**WHAT THE EXERCISE ASKS**
Transcribe the entries below exactly; leave every image out.

**INPUT**

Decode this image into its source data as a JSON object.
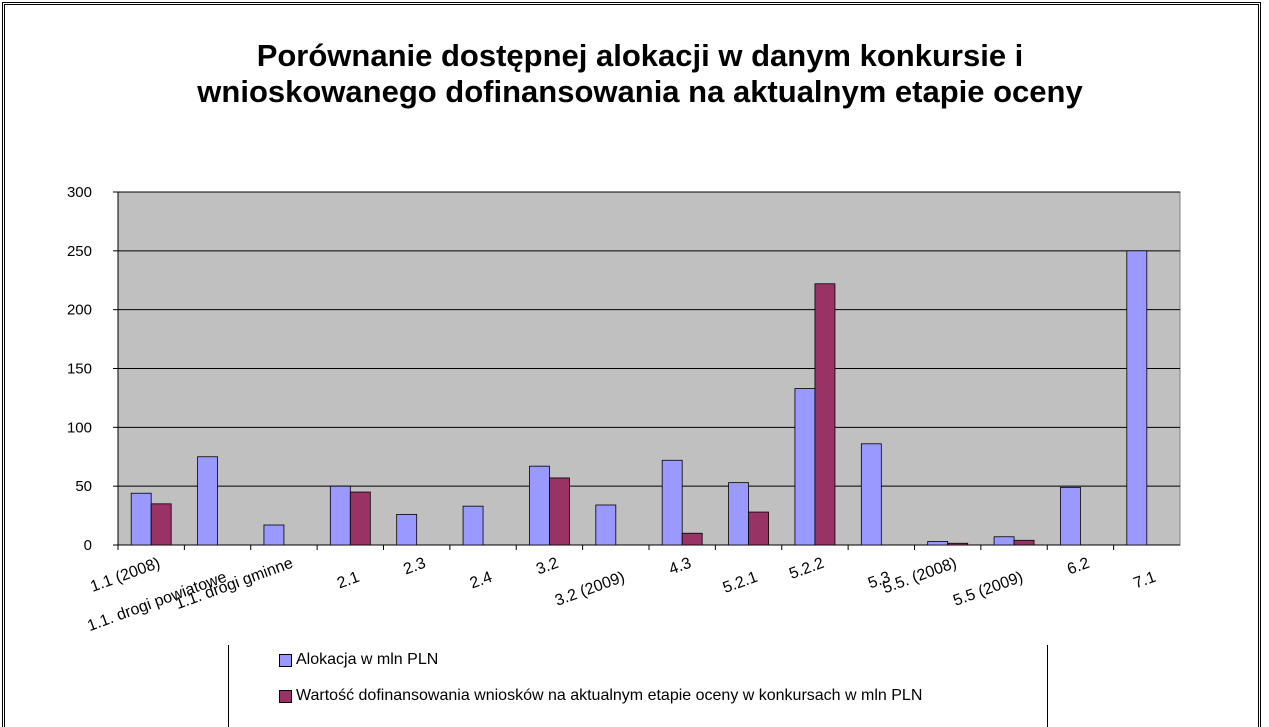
{
  "chart_data": {
    "type": "bar",
    "title": "Porównanie dostępnej alokacji w danym konkursie i wnioskowanego dofinansowania na aktualnym etapie oceny",
    "categories": [
      "1.1 (2008)",
      "1.1. drogi powiatowe",
      "1.1. drogi gminne",
      "2.1",
      "2.3",
      "2.4",
      "3.2",
      "3.2 (2009)",
      "4.3",
      "5.2.1",
      "5.2.2",
      "5.3",
      "5.5. (2008)",
      "5.5 (2009)",
      "6.2",
      "7.1"
    ],
    "series": [
      {
        "name": "Alokacja w mln PLN",
        "color": "#9999ff",
        "values": [
          44,
          75,
          17,
          50,
          26,
          33,
          67,
          34,
          72,
          53,
          133,
          86,
          3,
          7,
          49,
          250
        ]
      },
      {
        "name": "Wartość dofinansowania wniosków na aktualnym etapie oceny w konkursach w mln PLN",
        "color": "#993366",
        "values": [
          35,
          0,
          0,
          45,
          0,
          0,
          57,
          0,
          10,
          28,
          222,
          0,
          1.5,
          4,
          0,
          0
        ]
      }
    ],
    "ylim": [
      0,
      300
    ],
    "yticks": [
      0,
      50,
      100,
      150,
      200,
      250,
      300
    ],
    "grid": true,
    "plot_color": "#c0c0c0"
  }
}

**FINISHED EXERCISE**
Decode this image into its source data as a JSON object.
{
  "chart_data": {
    "type": "bar",
    "title": "Porównanie dostępnej alokacji w danym konkursie i wnioskowanego dofinansowania na aktualnym etapie oceny",
    "categories": [
      "1.1 (2008)",
      "1.1. drogi powiatowe",
      "1.1. drogi gminne",
      "2.1",
      "2.3",
      "2.4",
      "3.2",
      "3.2 (2009)",
      "4.3",
      "5.2.1",
      "5.2.2",
      "5.3",
      "5.5. (2008)",
      "5.5 (2009)",
      "6.2",
      "7.1"
    ],
    "series": [
      {
        "name": "Alokacja w mln PLN",
        "color": "#9999ff",
        "values": [
          44,
          75,
          17,
          50,
          26,
          33,
          67,
          34,
          72,
          53,
          133,
          86,
          3,
          7,
          49,
          250
        ]
      },
      {
        "name": "Wartość dofinansowania wniosków na aktualnym etapie oceny w konkursach w mln PLN",
        "color": "#993366",
        "values": [
          35,
          0,
          0,
          45,
          0,
          0,
          57,
          0,
          10,
          28,
          222,
          0,
          1.5,
          4,
          0,
          0
        ]
      }
    ],
    "ylim": [
      0,
      300
    ],
    "yticks": [
      0,
      50,
      100,
      150,
      200,
      250,
      300
    ],
    "grid": true,
    "plot_color": "#c0c0c0"
  }
}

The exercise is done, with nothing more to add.